[Recorded information start]
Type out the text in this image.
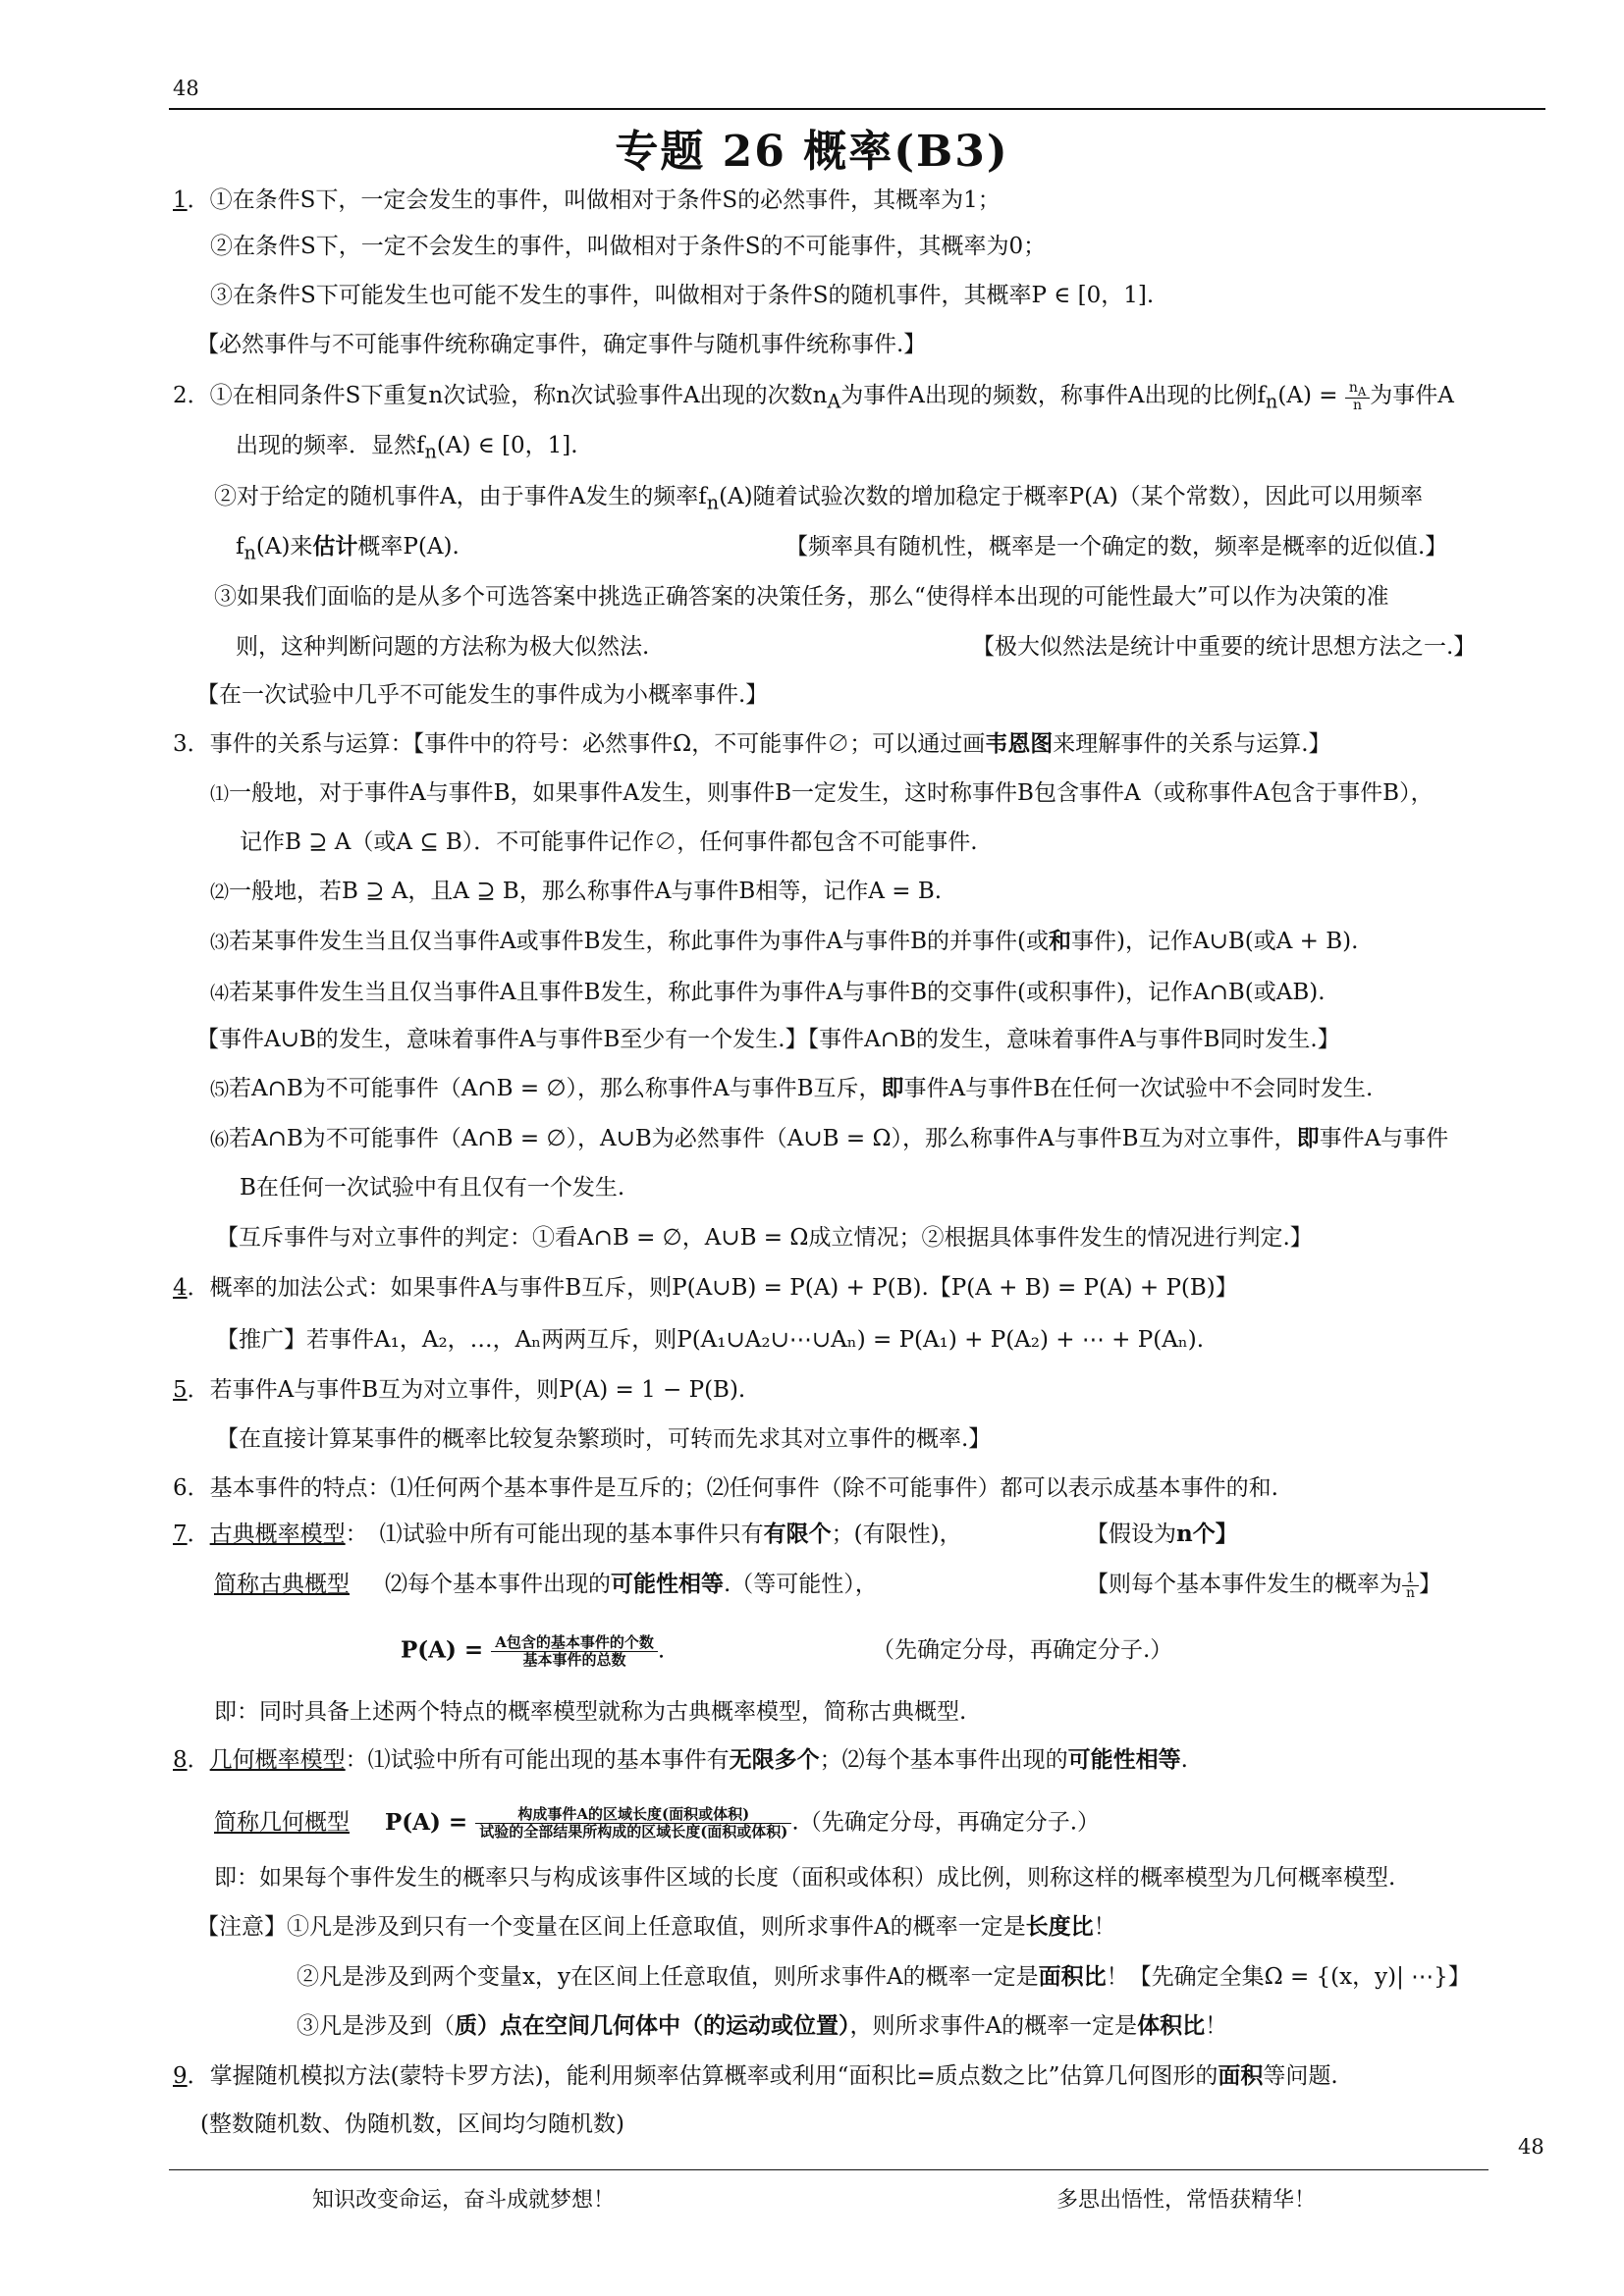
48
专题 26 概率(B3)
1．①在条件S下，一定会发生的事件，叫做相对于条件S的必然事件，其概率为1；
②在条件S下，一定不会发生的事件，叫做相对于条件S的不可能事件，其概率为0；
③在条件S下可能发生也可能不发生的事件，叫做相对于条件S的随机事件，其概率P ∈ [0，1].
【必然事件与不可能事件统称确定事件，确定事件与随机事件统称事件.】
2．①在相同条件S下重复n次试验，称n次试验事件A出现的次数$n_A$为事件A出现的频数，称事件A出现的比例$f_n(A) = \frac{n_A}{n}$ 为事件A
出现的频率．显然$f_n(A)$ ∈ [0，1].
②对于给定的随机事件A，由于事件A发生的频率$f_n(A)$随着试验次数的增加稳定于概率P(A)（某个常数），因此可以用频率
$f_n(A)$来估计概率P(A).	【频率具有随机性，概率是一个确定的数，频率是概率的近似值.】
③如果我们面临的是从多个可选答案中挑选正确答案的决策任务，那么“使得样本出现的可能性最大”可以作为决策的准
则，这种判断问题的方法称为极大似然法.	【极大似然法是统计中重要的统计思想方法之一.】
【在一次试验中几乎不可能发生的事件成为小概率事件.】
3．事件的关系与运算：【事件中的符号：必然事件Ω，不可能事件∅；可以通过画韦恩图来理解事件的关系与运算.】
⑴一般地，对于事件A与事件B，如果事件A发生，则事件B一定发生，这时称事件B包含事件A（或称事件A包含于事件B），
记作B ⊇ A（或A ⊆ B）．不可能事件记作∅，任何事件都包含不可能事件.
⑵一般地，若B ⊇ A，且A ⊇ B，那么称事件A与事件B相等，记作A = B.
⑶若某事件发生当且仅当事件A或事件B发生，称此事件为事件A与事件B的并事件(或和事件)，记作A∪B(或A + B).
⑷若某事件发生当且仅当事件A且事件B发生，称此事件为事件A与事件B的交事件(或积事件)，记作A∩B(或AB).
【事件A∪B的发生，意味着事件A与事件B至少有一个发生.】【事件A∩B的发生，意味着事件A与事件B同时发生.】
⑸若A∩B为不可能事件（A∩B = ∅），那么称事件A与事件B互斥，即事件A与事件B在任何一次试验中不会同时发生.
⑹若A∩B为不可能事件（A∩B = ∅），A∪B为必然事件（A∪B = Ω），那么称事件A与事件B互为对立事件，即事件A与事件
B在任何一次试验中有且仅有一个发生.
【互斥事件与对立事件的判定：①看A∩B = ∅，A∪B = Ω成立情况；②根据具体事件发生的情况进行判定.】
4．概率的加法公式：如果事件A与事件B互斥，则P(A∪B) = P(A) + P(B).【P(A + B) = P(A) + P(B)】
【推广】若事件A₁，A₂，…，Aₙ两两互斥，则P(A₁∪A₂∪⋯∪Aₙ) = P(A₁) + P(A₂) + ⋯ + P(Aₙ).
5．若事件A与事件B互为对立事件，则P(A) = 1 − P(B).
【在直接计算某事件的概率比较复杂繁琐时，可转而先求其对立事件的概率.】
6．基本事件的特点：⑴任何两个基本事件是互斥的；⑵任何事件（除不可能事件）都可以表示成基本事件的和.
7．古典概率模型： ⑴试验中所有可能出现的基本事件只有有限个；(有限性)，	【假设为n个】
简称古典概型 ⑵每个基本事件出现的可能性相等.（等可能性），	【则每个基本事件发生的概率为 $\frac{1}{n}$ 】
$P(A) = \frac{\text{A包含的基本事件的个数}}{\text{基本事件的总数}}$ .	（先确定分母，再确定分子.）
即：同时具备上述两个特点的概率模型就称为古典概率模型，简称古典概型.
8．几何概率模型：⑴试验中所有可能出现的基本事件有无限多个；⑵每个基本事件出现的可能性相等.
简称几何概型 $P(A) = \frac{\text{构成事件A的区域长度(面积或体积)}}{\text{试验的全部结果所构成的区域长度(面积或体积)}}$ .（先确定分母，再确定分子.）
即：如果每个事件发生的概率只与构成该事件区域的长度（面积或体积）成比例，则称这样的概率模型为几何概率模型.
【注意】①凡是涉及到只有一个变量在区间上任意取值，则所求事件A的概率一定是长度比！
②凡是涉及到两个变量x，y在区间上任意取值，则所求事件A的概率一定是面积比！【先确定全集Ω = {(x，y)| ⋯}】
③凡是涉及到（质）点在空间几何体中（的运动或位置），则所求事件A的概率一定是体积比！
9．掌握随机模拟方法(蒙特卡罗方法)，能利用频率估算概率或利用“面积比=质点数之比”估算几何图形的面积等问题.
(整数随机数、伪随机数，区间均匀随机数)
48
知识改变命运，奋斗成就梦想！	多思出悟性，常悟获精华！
[Recorded information end]
Note each line of the entries that has "面积或体积" in it, and copy those lines.

* Answer for this exercise
简称几何概型 $P(A) = \frac{\text{构成事件A的区域长度(面积或体积)}}{\text{试验的全部结果所构成的区域长度(面积或体积)}}$ .（先确定分母，再确定分子.）
即：如果每个事件发生的概率只与构成该事件区域的长度（面积或体积）成比例，则称这样的概率模型为几何概率模型.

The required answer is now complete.